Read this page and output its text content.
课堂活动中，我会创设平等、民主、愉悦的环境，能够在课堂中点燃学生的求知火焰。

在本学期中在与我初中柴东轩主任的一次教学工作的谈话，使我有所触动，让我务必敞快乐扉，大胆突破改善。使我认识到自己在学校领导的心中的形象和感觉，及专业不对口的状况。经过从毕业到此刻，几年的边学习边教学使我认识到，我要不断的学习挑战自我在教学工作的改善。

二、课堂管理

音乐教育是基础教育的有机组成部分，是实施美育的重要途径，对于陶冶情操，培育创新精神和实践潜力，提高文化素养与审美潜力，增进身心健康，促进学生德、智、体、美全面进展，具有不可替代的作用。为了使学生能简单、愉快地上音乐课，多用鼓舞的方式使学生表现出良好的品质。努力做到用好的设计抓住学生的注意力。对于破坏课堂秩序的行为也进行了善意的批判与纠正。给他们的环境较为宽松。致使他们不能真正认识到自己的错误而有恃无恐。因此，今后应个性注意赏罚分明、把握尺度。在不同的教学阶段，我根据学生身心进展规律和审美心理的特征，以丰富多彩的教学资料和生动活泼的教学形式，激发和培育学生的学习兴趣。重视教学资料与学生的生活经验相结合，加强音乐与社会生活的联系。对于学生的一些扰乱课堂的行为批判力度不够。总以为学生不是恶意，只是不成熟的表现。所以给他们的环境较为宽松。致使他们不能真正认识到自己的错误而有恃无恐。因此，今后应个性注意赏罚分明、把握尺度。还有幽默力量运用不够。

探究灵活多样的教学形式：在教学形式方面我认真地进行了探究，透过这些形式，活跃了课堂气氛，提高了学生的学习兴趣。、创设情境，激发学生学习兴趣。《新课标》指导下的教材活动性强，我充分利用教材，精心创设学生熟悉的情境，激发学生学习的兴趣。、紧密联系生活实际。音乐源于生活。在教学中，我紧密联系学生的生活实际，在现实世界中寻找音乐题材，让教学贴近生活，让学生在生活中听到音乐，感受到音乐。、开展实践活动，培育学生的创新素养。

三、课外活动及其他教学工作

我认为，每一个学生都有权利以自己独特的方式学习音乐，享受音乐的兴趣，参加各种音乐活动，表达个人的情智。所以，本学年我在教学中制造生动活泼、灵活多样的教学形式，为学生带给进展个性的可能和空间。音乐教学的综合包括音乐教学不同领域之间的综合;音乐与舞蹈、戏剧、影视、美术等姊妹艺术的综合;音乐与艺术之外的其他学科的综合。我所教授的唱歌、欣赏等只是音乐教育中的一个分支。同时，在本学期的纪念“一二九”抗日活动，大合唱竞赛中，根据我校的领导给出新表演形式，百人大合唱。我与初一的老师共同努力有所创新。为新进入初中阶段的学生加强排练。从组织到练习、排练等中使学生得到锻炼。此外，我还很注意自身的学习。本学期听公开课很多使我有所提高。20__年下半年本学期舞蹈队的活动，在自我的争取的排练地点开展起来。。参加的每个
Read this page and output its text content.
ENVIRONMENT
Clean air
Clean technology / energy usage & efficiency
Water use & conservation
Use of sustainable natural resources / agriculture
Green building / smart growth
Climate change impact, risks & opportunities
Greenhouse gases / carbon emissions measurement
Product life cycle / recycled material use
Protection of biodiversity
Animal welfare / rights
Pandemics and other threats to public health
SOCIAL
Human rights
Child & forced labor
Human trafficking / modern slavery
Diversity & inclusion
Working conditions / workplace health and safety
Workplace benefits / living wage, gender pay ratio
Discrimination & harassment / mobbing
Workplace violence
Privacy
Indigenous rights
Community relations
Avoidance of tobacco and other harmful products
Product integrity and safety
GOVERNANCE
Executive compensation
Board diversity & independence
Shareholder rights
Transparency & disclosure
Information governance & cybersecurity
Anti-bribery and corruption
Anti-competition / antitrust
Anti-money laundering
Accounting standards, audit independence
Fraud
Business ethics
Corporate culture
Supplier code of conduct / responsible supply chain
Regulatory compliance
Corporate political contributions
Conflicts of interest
************
Challenge: Tally the lines of the preceding listing in which the word "Anti" appears; state nothing but the total.

Result of this task: 3